• Directions: Locate the word "name" in the material, then show every line that holds it.

• Excerpts from a figure dataset:
-.-.-

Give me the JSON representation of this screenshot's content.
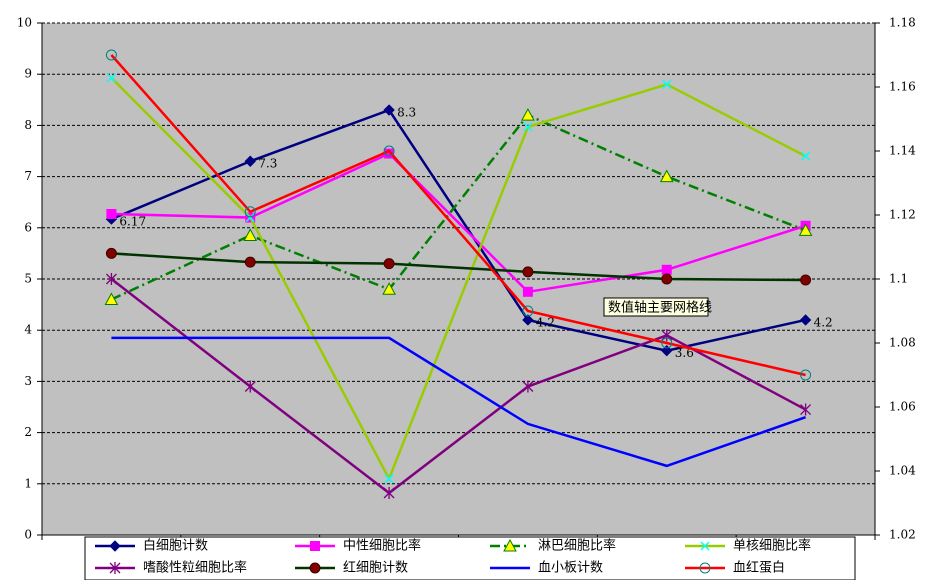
{
  "chart_data": {
    "type": "line",
    "categories": [
      null,
      null,
      null,
      null,
      null,
      null
    ],
    "ylim": [
      0,
      10
    ],
    "yticks": [
      0,
      1,
      2,
      3,
      4,
      5,
      6,
      7,
      8,
      9,
      10
    ],
    "y2lim": [
      1.02,
      1.18
    ],
    "y2ticks": [
      1.02,
      1.04,
      1.06,
      1.08,
      1.1,
      1.12,
      1.14,
      1.16,
      1.18
    ],
    "grid": true,
    "background": "#c0c0c0",
    "legend": "bottom",
    "tooltip": "数值轴主要网格线",
    "series": [
      {
        "name": "白细胞计数",
        "color": "#000080",
        "marker": "diamond",
        "data_labels": true,
        "values": [
          6.17,
          7.3,
          8.3,
          4.2,
          3.6,
          4.2
        ]
      },
      {
        "name": "中性细胞比率",
        "color": "#ff00ff",
        "marker": "square",
        "values": [
          6.27,
          6.2,
          7.45,
          4.75,
          5.18,
          6.04
        ]
      },
      {
        "name": "淋巴细胞比率",
        "color": "#008000",
        "marker": "triangle",
        "dash": true,
        "values": [
          4.6,
          5.85,
          4.8,
          8.2,
          7.0,
          5.95
        ]
      },
      {
        "name": "单核细胞比率",
        "color": "#99cc00",
        "marker": "x",
        "values": [
          8.93,
          6.2,
          1.1,
          7.97,
          8.8,
          7.4
        ]
      },
      {
        "name": "嗜酸性粒细胞比率",
        "color": "#800080",
        "marker": "star",
        "values": [
          5.0,
          2.9,
          0.82,
          2.9,
          3.9,
          2.45
        ]
      },
      {
        "name": "红细胞计数",
        "color": "#003300",
        "marker": "circle",
        "values": [
          5.5,
          5.33,
          5.3,
          5.14,
          5.0,
          4.98
        ]
      },
      {
        "name": "血小板计数",
        "color": "#0000ff",
        "marker": "none",
        "values": [
          3.85,
          3.85,
          3.85,
          2.17,
          1.35,
          2.3
        ]
      },
      {
        "name": "血红蛋白",
        "color": "#ff0000",
        "marker": "open-circle",
        "axis": "y2",
        "values": [
          1.17,
          1.121,
          1.14,
          1.09,
          1.08,
          1.07
        ]
      }
    ]
  }
}
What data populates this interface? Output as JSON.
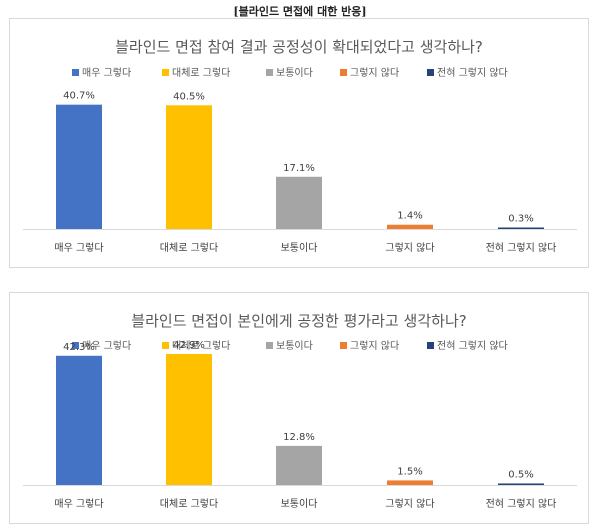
{
  "page_title": "[블라인드 면접에 대한 반응]",
  "colors": {
    "매우 그렇다": "#4472C4",
    "대체로 그렇다": "#FFC000",
    "보통이다": "#A5A5A5",
    "그렇지 않다": "#ED7D31",
    "전혀 그렇지 않다": "#264478"
  },
  "chart_data": [
    {
      "type": "bar",
      "title": "블라인드 면접 참여 결과 공정성이 확대되었다고 생각하나?",
      "categories": [
        "매우 그렇다",
        "대체로 그렇다",
        "보통이다",
        "그렇지 않다",
        "전혀 그렇지 않다"
      ],
      "values": [
        40.7,
        40.5,
        17.1,
        1.4,
        0.3
      ],
      "value_labels": [
        "40.7%",
        "40.5%",
        "17.1%",
        "1.4%",
        "0.3%"
      ],
      "legend": [
        "매우 그렇다",
        "대체로 그렇다",
        "보통이다",
        "그렇지 않다",
        "전혀 그렇지 않다"
      ],
      "legend_position": "top",
      "ylim": [
        0,
        55
      ],
      "grid": false
    },
    {
      "type": "bar",
      "title": "블라인드 면접이 본인에게 공정한 평가라고 생각하나?",
      "categories": [
        "매우 그렇다",
        "대체로 그렇다",
        "보통이다",
        "그렇지 않다",
        "전혀 그렇지 않다"
      ],
      "values": [
        42.3,
        42.9,
        12.8,
        1.5,
        0.5
      ],
      "value_labels": [
        "42.3%",
        "42.9%",
        "12.8%",
        "1.5%",
        "0.5%"
      ],
      "legend": [
        "매우 그렇다",
        "대체로 그렇다",
        "보통이다",
        "그렇지 않다",
        "전혀 그렇지 않다"
      ],
      "legend_position": "top",
      "ylim": [
        0,
        55
      ],
      "grid": false
    }
  ]
}
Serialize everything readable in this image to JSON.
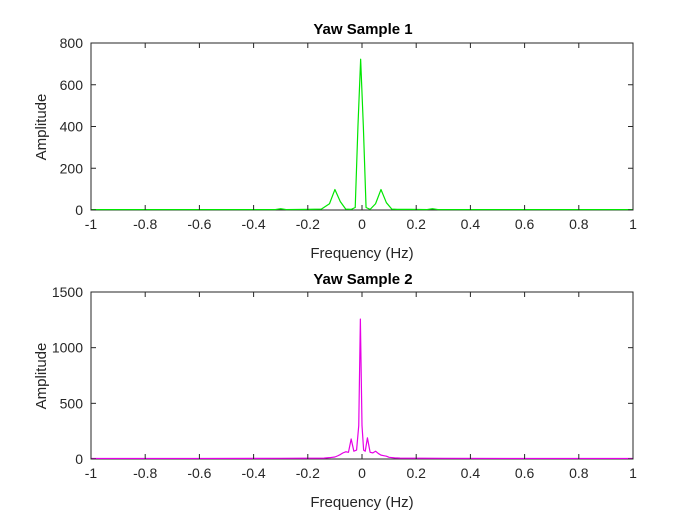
{
  "chart_data": [
    {
      "type": "line",
      "title": "Yaw Sample 1",
      "xlabel": "Frequency (Hz)",
      "ylabel": "Amplitude",
      "xlim": [
        -1,
        1
      ],
      "ylim": [
        0,
        800
      ],
      "xticks": [
        -1,
        -0.8,
        -0.6,
        -0.4,
        -0.2,
        0,
        0.2,
        0.4,
        0.6,
        0.8,
        1
      ],
      "xtick_labels": [
        "-1",
        "-0.8",
        "-0.6",
        "-0.4",
        "-0.2",
        "0",
        "0.2",
        "0.4",
        "0.6",
        "0.8",
        "1"
      ],
      "yticks": [
        0,
        200,
        400,
        600,
        800
      ],
      "ytick_labels": [
        "0",
        "200",
        "400",
        "600",
        "800"
      ],
      "grid": false,
      "series": [
        {
          "color": "#00e600",
          "x": [
            -1,
            -0.6,
            -0.4,
            -0.32,
            -0.3,
            -0.28,
            -0.2,
            -0.15,
            -0.12,
            -0.1,
            -0.08,
            -0.06,
            -0.04,
            -0.025,
            -0.015,
            -0.005,
            0.005,
            0.015,
            0.03,
            0.05,
            0.07,
            0.09,
            0.11,
            0.13,
            0.18,
            0.24,
            0.26,
            0.28,
            0.4,
            0.6,
            1
          ],
          "y": [
            2,
            2,
            2,
            2,
            6,
            2,
            3,
            4,
            30,
            98,
            40,
            4,
            3,
            12,
            400,
            722,
            400,
            12,
            3,
            30,
            98,
            35,
            4,
            3,
            3,
            2,
            6,
            2,
            2,
            2,
            2
          ]
        }
      ]
    },
    {
      "type": "line",
      "title": "Yaw Sample 2",
      "xlabel": "Frequency (Hz)",
      "ylabel": "Amplitude",
      "xlim": [
        -1,
        1
      ],
      "ylim": [
        0,
        1500
      ],
      "xticks": [
        -1,
        -0.8,
        -0.6,
        -0.4,
        -0.2,
        0,
        0.2,
        0.4,
        0.6,
        0.8,
        1
      ],
      "xtick_labels": [
        "-1",
        "-0.8",
        "-0.6",
        "-0.4",
        "-0.2",
        "0",
        "0.2",
        "0.4",
        "0.6",
        "0.8",
        "1"
      ],
      "yticks": [
        0,
        500,
        1000,
        1500
      ],
      "ytick_labels": [
        "0",
        "500",
        "1000",
        "1500"
      ],
      "grid": false,
      "series": [
        {
          "color": "#e600e6",
          "x": [
            -1,
            -0.6,
            -0.3,
            -0.14,
            -0.12,
            -0.1,
            -0.09,
            -0.08,
            -0.07,
            -0.06,
            -0.05,
            -0.04,
            -0.03,
            -0.02,
            -0.012,
            -0.006,
            0,
            0.006,
            0.012,
            0.02,
            0.03,
            0.04,
            0.05,
            0.06,
            0.07,
            0.08,
            0.09,
            0.1,
            0.12,
            0.14,
            0.3,
            0.6,
            1
          ],
          "y": [
            5,
            5,
            6,
            8,
            12,
            18,
            28,
            40,
            55,
            65,
            60,
            180,
            70,
            80,
            300,
            1257,
            300,
            80,
            70,
            190,
            60,
            55,
            70,
            50,
            35,
            30,
            25,
            15,
            10,
            8,
            6,
            5,
            5
          ]
        }
      ]
    }
  ]
}
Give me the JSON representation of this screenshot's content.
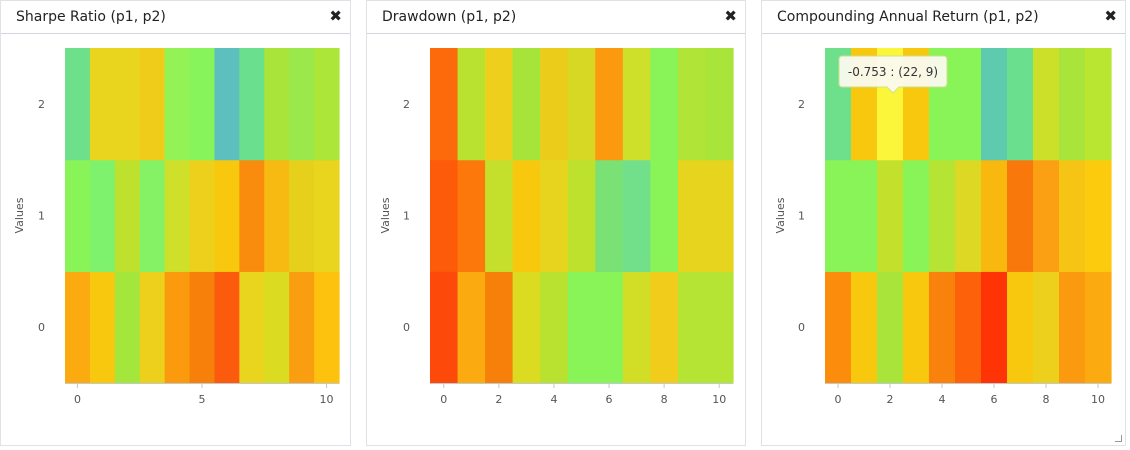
{
  "panels": [
    {
      "title": "Sharpe Ratio (p1, p2)",
      "close_icon": "close-icon",
      "close_glyph": "✖"
    },
    {
      "title": "Drawdown (p1, p2)",
      "close_icon": "close-icon",
      "close_glyph": "✖"
    },
    {
      "title": "Compounding Annual Return (p1, p2)",
      "close_icon": "close-icon",
      "close_glyph": "✖"
    }
  ],
  "tooltip": {
    "text": "-0.753 : (22, 9)"
  },
  "chart_data": [
    {
      "type": "heatmap",
      "title": "Sharpe Ratio (p1, p2)",
      "ylabel": "Values",
      "x_ticks": [
        0,
        5,
        10
      ],
      "y_ticks": [
        0,
        1,
        2
      ],
      "xlim": [
        -0.5,
        10.5
      ],
      "ylim": [
        -0.5,
        2.5
      ],
      "grid": false,
      "colors": [
        [
          "#fbaa10",
          "#f8c80e",
          "#a4e73c",
          "#ecd01c",
          "#fa9a0c",
          "#f7800b",
          "#fc5a0c",
          "#e9d41e",
          "#dbdc22",
          "#f99e10",
          "#fcc20e"
        ],
        [
          "#88f458",
          "#7ef26c",
          "#bde12c",
          "#84f264",
          "#cee02a",
          "#ecd01c",
          "#f8c80e",
          "#f98c0c",
          "#f7ba12",
          "#e7d01c",
          "#e9d41e"
        ],
        [
          "#6ee08c",
          "#e9d41e",
          "#e9d41e",
          "#f0cc1a",
          "#92f256",
          "#86f45a",
          "#5ec0be",
          "#6ae08e",
          "#a8e43a",
          "#9ae84c",
          "#ace638"
        ]
      ]
    },
    {
      "type": "heatmap",
      "title": "Drawdown (p1, p2)",
      "ylabel": "Values",
      "x_ticks": [
        0,
        2,
        4,
        6,
        8,
        10
      ],
      "y_ticks": [
        0,
        1,
        2
      ],
      "xlim": [
        -0.5,
        10.5
      ],
      "ylim": [
        -0.5,
        2.5
      ],
      "grid": false,
      "colors": [
        [
          "#fd4a0a",
          "#fbaa10",
          "#f7800b",
          "#dbdc22",
          "#b9e230",
          "#88f458",
          "#88f458",
          "#d2de26",
          "#f2cc1a",
          "#b5e434",
          "#b5e434"
        ],
        [
          "#fd5a0a",
          "#fd780b",
          "#c5e02c",
          "#f8c80e",
          "#e6d41e",
          "#bde12c",
          "#7ae274",
          "#72e08a",
          "#88f458",
          "#e6d41e",
          "#e6d41e"
        ],
        [
          "#fd6a0b",
          "#b9e230",
          "#eed01c",
          "#a6e43a",
          "#eccc1a",
          "#d6d824",
          "#fb9a0e",
          "#cee02a",
          "#88f458",
          "#b0e436",
          "#a8e43a"
        ]
      ]
    },
    {
      "type": "heatmap",
      "title": "Compounding Annual Return (p1, p2)",
      "ylabel": "Values",
      "x_ticks": [
        0,
        2,
        4,
        6,
        8,
        10
      ],
      "y_ticks": [
        0,
        1,
        2
      ],
      "xlim": [
        -0.5,
        10.5
      ],
      "ylim": [
        -0.5,
        2.5
      ],
      "grid": false,
      "colors": [
        [
          "#fb8c0c",
          "#f8c80e",
          "#a8e43a",
          "#f8c80e",
          "#f8820b",
          "#fd620a",
          "#fe3406",
          "#f8c80e",
          "#ecd01c",
          "#fb9a0e",
          "#fbaa10"
        ],
        [
          "#88f458",
          "#88f458",
          "#c3e02c",
          "#88f458",
          "#b5e434",
          "#dcd824",
          "#f8b80e",
          "#f9780b",
          "#faa012",
          "#f6c414",
          "#fccb0e"
        ],
        [
          "#6ee08c",
          "#f8c80e",
          "#fbf63a",
          "#f8c80e",
          "#88f458",
          "#88f458",
          "#5ecaae",
          "#6ae08e",
          "#cce02a",
          "#a8e43a",
          "#b9e630"
        ]
      ],
      "highlight": {
        "col": 2,
        "row": 2,
        "label": "-0.753 : (22, 9)"
      }
    }
  ]
}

-.-.-

• Exercise solution:
        "name": "白细胞计数",
        "name": "中性细胞比率",
        "name": "淋巴细胞比率",
        "name": "单核细胞比率",
        "name": "嗜酸性粒细胞比率",
        "name": "红细胞计数",
        "name": "血小板计数",
        "name": "血红蛋白",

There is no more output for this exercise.